Set down the data below without change, skipping the pictures it holds.

* start *

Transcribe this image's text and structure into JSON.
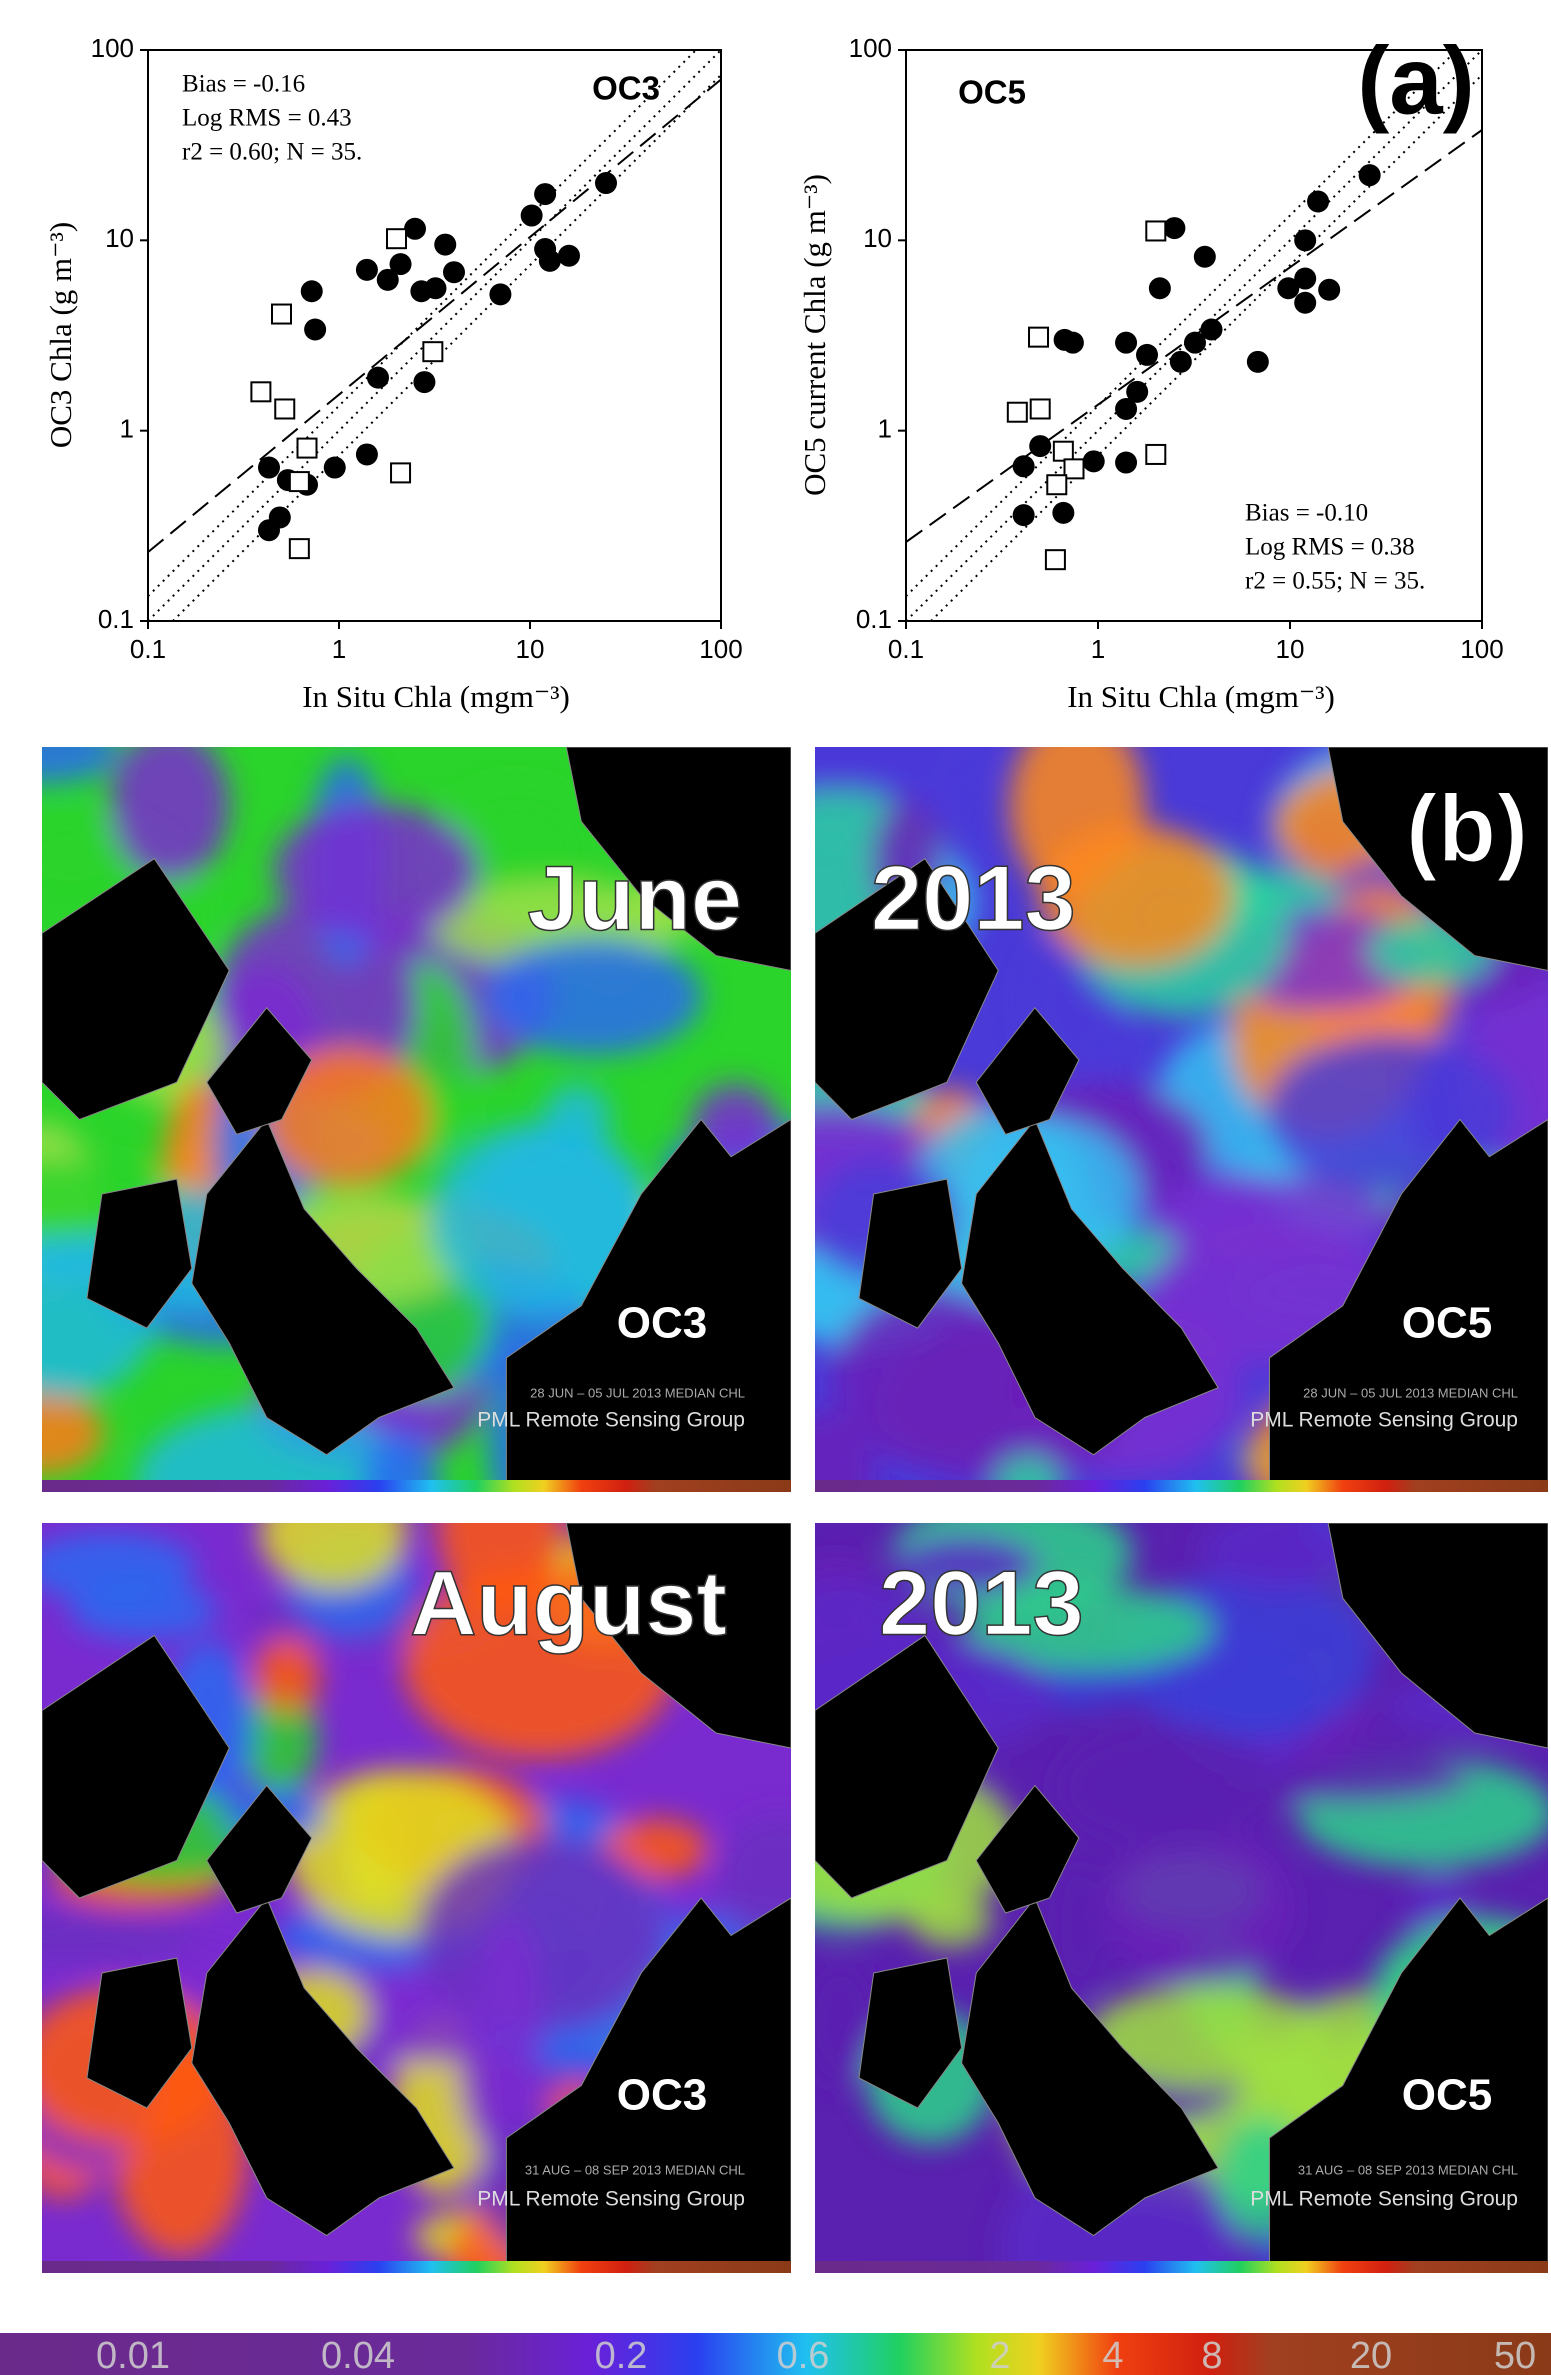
{
  "panel_labels": {
    "a": "(a)",
    "b": "(b)"
  },
  "chart_data": [
    {
      "type": "scatter",
      "log_x": true,
      "log_y": true,
      "model_label": "OC3",
      "y_label": "OC3 Chla (g m⁻³)",
      "x_label": "In Situ Chla (mgm⁻³)",
      "annotations": [
        "Bias = -0.16",
        "Log RMS = 0.43",
        "r2 = 0.60; N = 35."
      ],
      "xlim": [
        0.1,
        100
      ],
      "ylim": [
        0.1,
        100
      ],
      "xticks": [
        0.1,
        1,
        10,
        100
      ],
      "yticks": [
        0.1,
        1,
        10,
        100
      ],
      "series": [
        {
          "color": "#000000",
          "marker": "circle",
          "x": [
            0.72,
            0.75,
            1.4,
            1.8,
            2.1,
            2.5,
            2.7,
            3.2,
            3.6,
            4.0,
            7.0,
            10.2,
            12,
            12,
            12.7,
            16,
            25,
            1.6,
            2.8,
            1.4,
            0.95,
            0.43,
            0.54,
            0.68,
            0.43,
            0.49
          ],
          "values": [
            5.4,
            3.4,
            7.0,
            6.2,
            7.5,
            11.5,
            5.4,
            5.6,
            9.5,
            6.8,
            5.2,
            13.5,
            17.5,
            9,
            7.8,
            8.3,
            20,
            1.9,
            1.8,
            0.75,
            0.64,
            0.64,
            0.55,
            0.52,
            0.3,
            0.35
          ]
        },
        {
          "color": "#000000",
          "marker": "square-open",
          "x": [
            2.0,
            0.5,
            0.39,
            0.52,
            0.68,
            0.62,
            2.1,
            3.1,
            0.62
          ],
          "values": [
            10.2,
            4.1,
            1.6,
            1.3,
            0.81,
            0.54,
            0.6,
            2.6,
            0.24
          ]
        }
      ],
      "fit_line": {
        "x": [
          0.1,
          100
        ],
        "values": [
          0.23,
          70
        ]
      },
      "reference_lines": [
        {
          "x": [
            0.1,
            100
          ],
          "values": [
            0.1,
            100
          ]
        },
        {
          "x": [
            0.1,
            74
          ],
          "values": [
            0.135,
            100
          ]
        },
        {
          "x": [
            0.135,
            100
          ],
          "values": [
            0.1,
            74
          ]
        }
      ]
    },
    {
      "type": "scatter",
      "log_x": true,
      "log_y": true,
      "model_label": "OC5",
      "y_label": "OC5 current Chla (g m⁻³)",
      "x_label": "In Situ Chla (mgm⁻³)",
      "annotations": [
        "Bias = -0.10",
        "Log RMS = 0.38",
        "r2 = 0.55; N = 35."
      ],
      "xlim": [
        0.1,
        100
      ],
      "ylim": [
        0.1,
        100
      ],
      "xticks": [
        0.1,
        1,
        10,
        100
      ],
      "yticks": [
        0.1,
        1,
        10,
        100
      ],
      "series": [
        {
          "color": "#000000",
          "marker": "circle",
          "x": [
            2.5,
            2.1,
            3.6,
            1.4,
            1.8,
            2.7,
            3.2,
            3.9,
            1.6,
            1.4,
            1.4,
            0.95,
            0.74,
            0.67,
            0.66,
            0.5,
            0.41,
            0.41,
            6.8,
            9.8,
            12,
            12,
            16,
            12,
            14,
            26
          ],
          "values": [
            11.6,
            5.6,
            8.2,
            2.9,
            2.5,
            2.3,
            2.9,
            3.4,
            1.6,
            1.3,
            0.68,
            0.69,
            2.9,
            3.0,
            0.37,
            0.83,
            0.65,
            0.36,
            2.3,
            5.6,
            6.3,
            4.7,
            5.5,
            10,
            16,
            22
          ]
        },
        {
          "color": "#000000",
          "marker": "square-open",
          "x": [
            2.0,
            0.49,
            0.38,
            0.5,
            0.66,
            0.75,
            0.61,
            2.0,
            0.6
          ],
          "values": [
            11.2,
            3.1,
            1.25,
            1.3,
            0.78,
            0.63,
            0.52,
            0.75,
            0.21
          ]
        }
      ],
      "fit_line": {
        "x": [
          0.1,
          100
        ],
        "values": [
          0.26,
          38
        ]
      },
      "reference_lines": [
        {
          "x": [
            0.1,
            100
          ],
          "values": [
            0.1,
            100
          ]
        },
        {
          "x": [
            0.1,
            74
          ],
          "values": [
            0.135,
            100
          ]
        },
        {
          "x": [
            0.135,
            100
          ],
          "values": [
            0.1,
            74
          ]
        }
      ]
    }
  ],
  "maps": [
    {
      "title": "June",
      "model": "OC3",
      "date": "28 JUN – 05 JUL 2013 MEDIAN CHL",
      "credit": "PML Remote Sensing Group"
    },
    {
      "title": "2013",
      "model": "OC5",
      "date": "28 JUN – 05 JUL 2013 MEDIAN CHL",
      "credit": "PML Remote Sensing Group"
    },
    {
      "title": "August",
      "model": "OC3",
      "date": "31 AUG – 08 SEP 2013 MEDIAN CHL",
      "credit": "PML Remote Sensing Group"
    },
    {
      "title": "2013",
      "model": "OC5",
      "date": "31 AUG – 08 SEP 2013 MEDIAN CHL",
      "credit": "PML Remote Sensing Group"
    }
  ],
  "colorbar": {
    "ticks": [
      0.01,
      0.04,
      0.2,
      0.6,
      2,
      4,
      8,
      20,
      50
    ]
  }
}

* end *

Solution below:
Transcribe this image's text and structure into JSON.
{
  "panel_labels": {
    "a": "(a)",
    "b": "(b)"
  },
  "chart_data": [
    {
      "type": "scatter",
      "log_x": true,
      "log_y": true,
      "model_label": "OC3",
      "y_label": "OC3 Chla (g m⁻³)",
      "x_label": "In Situ Chla (mgm⁻³)",
      "annotations": [
        "Bias = -0.16",
        "Log RMS = 0.43",
        "r2 = 0.60; N = 35."
      ],
      "xlim": [
        0.1,
        100
      ],
      "ylim": [
        0.1,
        100
      ],
      "xticks": [
        0.1,
        1,
        10,
        100
      ],
      "yticks": [
        0.1,
        1,
        10,
        100
      ],
      "series": [
        {
          "color": "#000000",
          "marker": "circle",
          "x": [
            0.72,
            0.75,
            1.4,
            1.8,
            2.1,
            2.5,
            2.7,
            3.2,
            3.6,
            4.0,
            7.0,
            10.2,
            12,
            12,
            12.7,
            16,
            25,
            1.6,
            2.8,
            1.4,
            0.95,
            0.43,
            0.54,
            0.68,
            0.43,
            0.49
          ],
          "values": [
            5.4,
            3.4,
            7.0,
            6.2,
            7.5,
            11.5,
            5.4,
            5.6,
            9.5,
            6.8,
            5.2,
            13.5,
            17.5,
            9,
            7.8,
            8.3,
            20,
            1.9,
            1.8,
            0.75,
            0.64,
            0.64,
            0.55,
            0.52,
            0.3,
            0.35
          ]
        },
        {
          "color": "#000000",
          "marker": "square-open",
          "x": [
            2.0,
            0.5,
            0.39,
            0.52,
            0.68,
            0.62,
            2.1,
            3.1,
            0.62
          ],
          "values": [
            10.2,
            4.1,
            1.6,
            1.3,
            0.81,
            0.54,
            0.6,
            2.6,
            0.24
          ]
        }
      ],
      "fit_line": {
        "x": [
          0.1,
          100
        ],
        "values": [
          0.23,
          70
        ]
      },
      "reference_lines": [
        {
          "x": [
            0.1,
            100
          ],
          "values": [
            0.1,
            100
          ]
        },
        {
          "x": [
            0.1,
            74
          ],
          "values": [
            0.135,
            100
          ]
        },
        {
          "x": [
            0.135,
            100
          ],
          "values": [
            0.1,
            74
          ]
        }
      ]
    },
    {
      "type": "scatter",
      "log_x": true,
      "log_y": true,
      "model_label": "OC5",
      "y_label": "OC5 current Chla (g m⁻³)",
      "x_label": "In Situ Chla (mgm⁻³)",
      "annotations": [
        "Bias = -0.10",
        "Log RMS = 0.38",
        "r2 = 0.55; N = 35."
      ],
      "xlim": [
        0.1,
        100
      ],
      "ylim": [
        0.1,
        100
      ],
      "xticks": [
        0.1,
        1,
        10,
        100
      ],
      "yticks": [
        0.1,
        1,
        10,
        100
      ],
      "series": [
        {
          "color": "#000000",
          "marker": "circle",
          "x": [
            2.5,
            2.1,
            3.6,
            1.4,
            1.8,
            2.7,
            3.2,
            3.9,
            1.6,
            1.4,
            1.4,
            0.95,
            0.74,
            0.67,
            0.66,
            0.5,
            0.41,
            0.41,
            6.8,
            9.8,
            12,
            12,
            16,
            12,
            14,
            26
          ],
          "values": [
            11.6,
            5.6,
            8.2,
            2.9,
            2.5,
            2.3,
            2.9,
            3.4,
            1.6,
            1.3,
            0.68,
            0.69,
            2.9,
            3.0,
            0.37,
            0.83,
            0.65,
            0.36,
            2.3,
            5.6,
            6.3,
            4.7,
            5.5,
            10,
            16,
            22
          ]
        },
        {
          "color": "#000000",
          "marker": "square-open",
          "x": [
            2.0,
            0.49,
            0.38,
            0.5,
            0.66,
            0.75,
            0.61,
            2.0,
            0.6
          ],
          "values": [
            11.2,
            3.1,
            1.25,
            1.3,
            0.78,
            0.63,
            0.52,
            0.75,
            0.21
          ]
        }
      ],
      "fit_line": {
        "x": [
          0.1,
          100
        ],
        "values": [
          0.26,
          38
        ]
      },
      "reference_lines": [
        {
          "x": [
            0.1,
            100
          ],
          "values": [
            0.1,
            100
          ]
        },
        {
          "x": [
            0.1,
            74
          ],
          "values": [
            0.135,
            100
          ]
        },
        {
          "x": [
            0.135,
            100
          ],
          "values": [
            0.1,
            74
          ]
        }
      ]
    }
  ],
  "maps": [
    {
      "title": "June",
      "model": "OC3",
      "date": "28 JUN – 05 JUL 2013 MEDIAN CHL",
      "credit": "PML Remote Sensing Group"
    },
    {
      "title": "2013",
      "model": "OC5",
      "date": "28 JUN – 05 JUL 2013 MEDIAN CHL",
      "credit": "PML Remote Sensing Group"
    },
    {
      "title": "August",
      "model": "OC3",
      "date": "31 AUG – 08 SEP 2013 MEDIAN CHL",
      "credit": "PML Remote Sensing Group"
    },
    {
      "title": "2013",
      "model": "OC5",
      "date": "31 AUG – 08 SEP 2013 MEDIAN CHL",
      "credit": "PML Remote Sensing Group"
    }
  ],
  "colorbar": {
    "ticks": [
      0.01,
      0.04,
      0.2,
      0.6,
      2,
      4,
      8,
      20,
      50
    ]
  }
}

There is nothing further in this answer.